## INSTRUCTIONS FOR THE TASK:
Your answer needs to include each line of the records in which the string "reassignment" can be found.

## Source records:
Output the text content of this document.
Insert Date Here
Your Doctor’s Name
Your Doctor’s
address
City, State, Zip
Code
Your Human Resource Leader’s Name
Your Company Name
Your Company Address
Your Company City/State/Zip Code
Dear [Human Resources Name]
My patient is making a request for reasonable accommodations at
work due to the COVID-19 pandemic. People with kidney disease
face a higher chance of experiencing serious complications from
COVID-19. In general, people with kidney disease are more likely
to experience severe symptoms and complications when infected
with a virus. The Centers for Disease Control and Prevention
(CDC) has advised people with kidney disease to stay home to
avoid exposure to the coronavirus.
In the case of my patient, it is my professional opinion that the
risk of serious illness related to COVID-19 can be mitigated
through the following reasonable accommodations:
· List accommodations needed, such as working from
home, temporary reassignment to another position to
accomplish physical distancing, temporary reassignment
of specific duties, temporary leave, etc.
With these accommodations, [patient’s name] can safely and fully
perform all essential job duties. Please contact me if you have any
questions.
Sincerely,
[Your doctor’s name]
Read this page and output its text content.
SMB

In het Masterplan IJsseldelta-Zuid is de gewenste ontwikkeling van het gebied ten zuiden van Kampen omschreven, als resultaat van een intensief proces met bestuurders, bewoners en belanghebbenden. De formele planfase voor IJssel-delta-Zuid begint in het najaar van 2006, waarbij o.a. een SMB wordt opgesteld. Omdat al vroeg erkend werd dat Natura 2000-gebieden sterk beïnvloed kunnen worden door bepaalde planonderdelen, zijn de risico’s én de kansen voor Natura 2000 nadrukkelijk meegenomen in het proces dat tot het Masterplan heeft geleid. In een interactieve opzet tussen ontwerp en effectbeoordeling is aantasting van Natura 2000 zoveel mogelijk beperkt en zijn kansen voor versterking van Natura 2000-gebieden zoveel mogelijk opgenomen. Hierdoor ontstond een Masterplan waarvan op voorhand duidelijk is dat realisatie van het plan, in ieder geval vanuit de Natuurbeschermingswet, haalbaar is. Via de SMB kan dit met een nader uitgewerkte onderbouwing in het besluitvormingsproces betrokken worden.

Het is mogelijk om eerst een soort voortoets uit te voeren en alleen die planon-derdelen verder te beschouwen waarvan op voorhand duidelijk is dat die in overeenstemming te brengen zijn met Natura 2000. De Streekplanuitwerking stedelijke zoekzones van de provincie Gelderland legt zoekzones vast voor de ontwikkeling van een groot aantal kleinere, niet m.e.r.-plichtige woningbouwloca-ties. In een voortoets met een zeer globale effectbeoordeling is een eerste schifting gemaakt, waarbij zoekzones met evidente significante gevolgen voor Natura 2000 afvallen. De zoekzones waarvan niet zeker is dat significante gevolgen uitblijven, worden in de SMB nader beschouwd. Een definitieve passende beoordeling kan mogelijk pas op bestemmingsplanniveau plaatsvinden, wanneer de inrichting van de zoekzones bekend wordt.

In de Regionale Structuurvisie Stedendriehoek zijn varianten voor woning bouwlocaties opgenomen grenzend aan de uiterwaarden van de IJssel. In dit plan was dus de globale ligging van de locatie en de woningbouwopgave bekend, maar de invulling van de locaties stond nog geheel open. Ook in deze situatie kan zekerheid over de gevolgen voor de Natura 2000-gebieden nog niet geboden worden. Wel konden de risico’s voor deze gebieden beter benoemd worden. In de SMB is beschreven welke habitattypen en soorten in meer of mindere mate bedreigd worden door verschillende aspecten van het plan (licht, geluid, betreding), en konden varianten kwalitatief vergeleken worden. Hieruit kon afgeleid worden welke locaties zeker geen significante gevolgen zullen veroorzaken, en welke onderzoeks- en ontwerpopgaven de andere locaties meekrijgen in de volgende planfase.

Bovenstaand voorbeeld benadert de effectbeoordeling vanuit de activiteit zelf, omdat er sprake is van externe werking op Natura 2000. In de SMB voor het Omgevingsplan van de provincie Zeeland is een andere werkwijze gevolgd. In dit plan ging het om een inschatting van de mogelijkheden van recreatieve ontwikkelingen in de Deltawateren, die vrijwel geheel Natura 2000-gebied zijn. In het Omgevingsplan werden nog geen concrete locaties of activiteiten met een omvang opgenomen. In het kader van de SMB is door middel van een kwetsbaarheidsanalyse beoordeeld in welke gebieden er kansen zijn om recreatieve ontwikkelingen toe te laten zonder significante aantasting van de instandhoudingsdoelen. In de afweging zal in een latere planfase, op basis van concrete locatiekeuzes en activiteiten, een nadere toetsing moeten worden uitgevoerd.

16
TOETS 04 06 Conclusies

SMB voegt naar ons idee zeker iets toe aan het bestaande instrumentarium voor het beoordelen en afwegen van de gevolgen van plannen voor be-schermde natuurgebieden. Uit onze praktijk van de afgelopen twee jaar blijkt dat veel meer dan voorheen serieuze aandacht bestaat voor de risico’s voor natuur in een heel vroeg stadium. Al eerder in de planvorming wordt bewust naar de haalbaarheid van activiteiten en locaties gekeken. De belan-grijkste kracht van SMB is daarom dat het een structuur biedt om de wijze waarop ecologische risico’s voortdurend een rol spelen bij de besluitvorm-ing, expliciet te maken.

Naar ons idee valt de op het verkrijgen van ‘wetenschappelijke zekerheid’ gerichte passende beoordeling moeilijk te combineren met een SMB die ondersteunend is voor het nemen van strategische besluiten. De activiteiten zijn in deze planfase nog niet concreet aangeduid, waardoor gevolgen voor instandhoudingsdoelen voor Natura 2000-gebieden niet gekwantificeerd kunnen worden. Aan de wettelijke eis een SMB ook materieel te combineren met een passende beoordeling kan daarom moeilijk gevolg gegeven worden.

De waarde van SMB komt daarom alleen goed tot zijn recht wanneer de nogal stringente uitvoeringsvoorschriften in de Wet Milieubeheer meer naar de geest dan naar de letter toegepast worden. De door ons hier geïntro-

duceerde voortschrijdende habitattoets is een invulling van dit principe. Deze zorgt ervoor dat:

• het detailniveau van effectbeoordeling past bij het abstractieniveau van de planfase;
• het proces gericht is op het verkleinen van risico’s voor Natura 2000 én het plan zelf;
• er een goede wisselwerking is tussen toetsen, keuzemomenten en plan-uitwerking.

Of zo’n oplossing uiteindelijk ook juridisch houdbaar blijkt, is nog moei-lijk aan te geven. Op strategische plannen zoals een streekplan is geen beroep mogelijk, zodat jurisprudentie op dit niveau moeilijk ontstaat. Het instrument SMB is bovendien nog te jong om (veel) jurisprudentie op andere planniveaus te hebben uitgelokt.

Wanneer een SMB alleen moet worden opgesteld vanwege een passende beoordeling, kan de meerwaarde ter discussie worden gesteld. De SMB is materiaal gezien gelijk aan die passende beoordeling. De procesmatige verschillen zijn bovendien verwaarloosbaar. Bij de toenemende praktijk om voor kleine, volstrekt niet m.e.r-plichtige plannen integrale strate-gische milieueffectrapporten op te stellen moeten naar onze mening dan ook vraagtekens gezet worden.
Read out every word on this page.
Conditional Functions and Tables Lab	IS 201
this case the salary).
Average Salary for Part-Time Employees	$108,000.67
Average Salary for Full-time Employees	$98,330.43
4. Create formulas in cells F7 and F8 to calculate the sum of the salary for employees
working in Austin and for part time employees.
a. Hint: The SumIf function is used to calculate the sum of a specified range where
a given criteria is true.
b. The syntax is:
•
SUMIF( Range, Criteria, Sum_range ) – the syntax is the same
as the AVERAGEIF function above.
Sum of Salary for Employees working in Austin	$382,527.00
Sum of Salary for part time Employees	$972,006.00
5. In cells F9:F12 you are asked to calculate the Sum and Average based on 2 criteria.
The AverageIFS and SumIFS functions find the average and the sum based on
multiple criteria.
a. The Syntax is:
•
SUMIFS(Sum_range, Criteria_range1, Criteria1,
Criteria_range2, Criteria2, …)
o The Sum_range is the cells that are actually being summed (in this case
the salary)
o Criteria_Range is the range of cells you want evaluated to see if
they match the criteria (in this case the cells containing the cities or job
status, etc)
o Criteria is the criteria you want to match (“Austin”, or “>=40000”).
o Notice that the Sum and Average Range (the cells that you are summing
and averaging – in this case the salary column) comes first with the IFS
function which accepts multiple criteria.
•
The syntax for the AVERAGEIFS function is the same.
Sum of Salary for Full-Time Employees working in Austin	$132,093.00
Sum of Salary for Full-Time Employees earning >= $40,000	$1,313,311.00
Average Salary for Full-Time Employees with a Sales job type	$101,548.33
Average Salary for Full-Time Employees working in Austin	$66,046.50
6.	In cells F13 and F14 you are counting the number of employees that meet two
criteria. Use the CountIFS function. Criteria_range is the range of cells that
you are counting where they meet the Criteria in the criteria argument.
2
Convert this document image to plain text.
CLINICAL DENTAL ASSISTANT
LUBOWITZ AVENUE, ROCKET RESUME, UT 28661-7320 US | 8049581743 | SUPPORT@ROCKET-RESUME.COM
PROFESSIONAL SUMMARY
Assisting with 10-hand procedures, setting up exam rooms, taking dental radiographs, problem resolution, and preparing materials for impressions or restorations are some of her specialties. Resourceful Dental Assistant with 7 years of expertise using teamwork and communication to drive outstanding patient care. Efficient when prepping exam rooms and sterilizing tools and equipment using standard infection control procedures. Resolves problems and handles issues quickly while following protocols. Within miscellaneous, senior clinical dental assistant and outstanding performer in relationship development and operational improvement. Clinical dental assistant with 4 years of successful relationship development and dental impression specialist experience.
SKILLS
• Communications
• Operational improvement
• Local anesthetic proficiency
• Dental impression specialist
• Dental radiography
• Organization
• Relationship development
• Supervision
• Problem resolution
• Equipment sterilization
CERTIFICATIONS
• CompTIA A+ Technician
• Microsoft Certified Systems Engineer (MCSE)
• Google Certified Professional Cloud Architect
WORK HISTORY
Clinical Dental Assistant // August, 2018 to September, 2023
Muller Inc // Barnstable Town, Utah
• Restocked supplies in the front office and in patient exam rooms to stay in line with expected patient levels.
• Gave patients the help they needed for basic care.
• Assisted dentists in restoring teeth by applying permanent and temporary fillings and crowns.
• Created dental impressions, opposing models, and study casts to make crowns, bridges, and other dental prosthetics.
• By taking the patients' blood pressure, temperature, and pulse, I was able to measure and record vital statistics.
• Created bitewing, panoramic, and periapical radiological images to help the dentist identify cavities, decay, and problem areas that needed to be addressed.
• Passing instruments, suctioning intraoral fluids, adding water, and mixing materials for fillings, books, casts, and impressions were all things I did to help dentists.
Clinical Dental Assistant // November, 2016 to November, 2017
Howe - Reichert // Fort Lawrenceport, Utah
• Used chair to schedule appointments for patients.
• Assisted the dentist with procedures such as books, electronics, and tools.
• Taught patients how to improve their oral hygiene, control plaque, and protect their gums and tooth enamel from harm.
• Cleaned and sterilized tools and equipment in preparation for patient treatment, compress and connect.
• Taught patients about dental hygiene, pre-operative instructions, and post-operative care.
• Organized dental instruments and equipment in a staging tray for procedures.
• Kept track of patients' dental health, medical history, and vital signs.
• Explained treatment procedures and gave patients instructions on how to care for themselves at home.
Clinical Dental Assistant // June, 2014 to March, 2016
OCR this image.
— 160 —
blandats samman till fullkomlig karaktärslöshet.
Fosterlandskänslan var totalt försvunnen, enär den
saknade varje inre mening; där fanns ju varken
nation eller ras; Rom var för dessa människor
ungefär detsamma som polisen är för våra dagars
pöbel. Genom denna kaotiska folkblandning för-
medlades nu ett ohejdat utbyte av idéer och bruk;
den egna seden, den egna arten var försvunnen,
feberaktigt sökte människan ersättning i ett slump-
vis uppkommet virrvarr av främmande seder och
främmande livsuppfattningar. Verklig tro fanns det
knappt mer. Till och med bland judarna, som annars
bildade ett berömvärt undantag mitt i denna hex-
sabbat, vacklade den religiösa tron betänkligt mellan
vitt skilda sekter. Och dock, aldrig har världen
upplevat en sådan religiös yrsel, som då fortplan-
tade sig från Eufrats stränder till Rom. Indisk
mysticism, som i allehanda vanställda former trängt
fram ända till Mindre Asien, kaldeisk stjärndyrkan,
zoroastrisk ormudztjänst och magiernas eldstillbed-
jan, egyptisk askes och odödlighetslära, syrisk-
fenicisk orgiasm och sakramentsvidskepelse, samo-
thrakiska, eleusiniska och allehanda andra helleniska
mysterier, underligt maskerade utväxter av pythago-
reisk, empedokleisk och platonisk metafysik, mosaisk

## SOLUTION TO THIS TASK:
home, temporary reassignment to another position to
accomplish physical distancing, temporary reassignment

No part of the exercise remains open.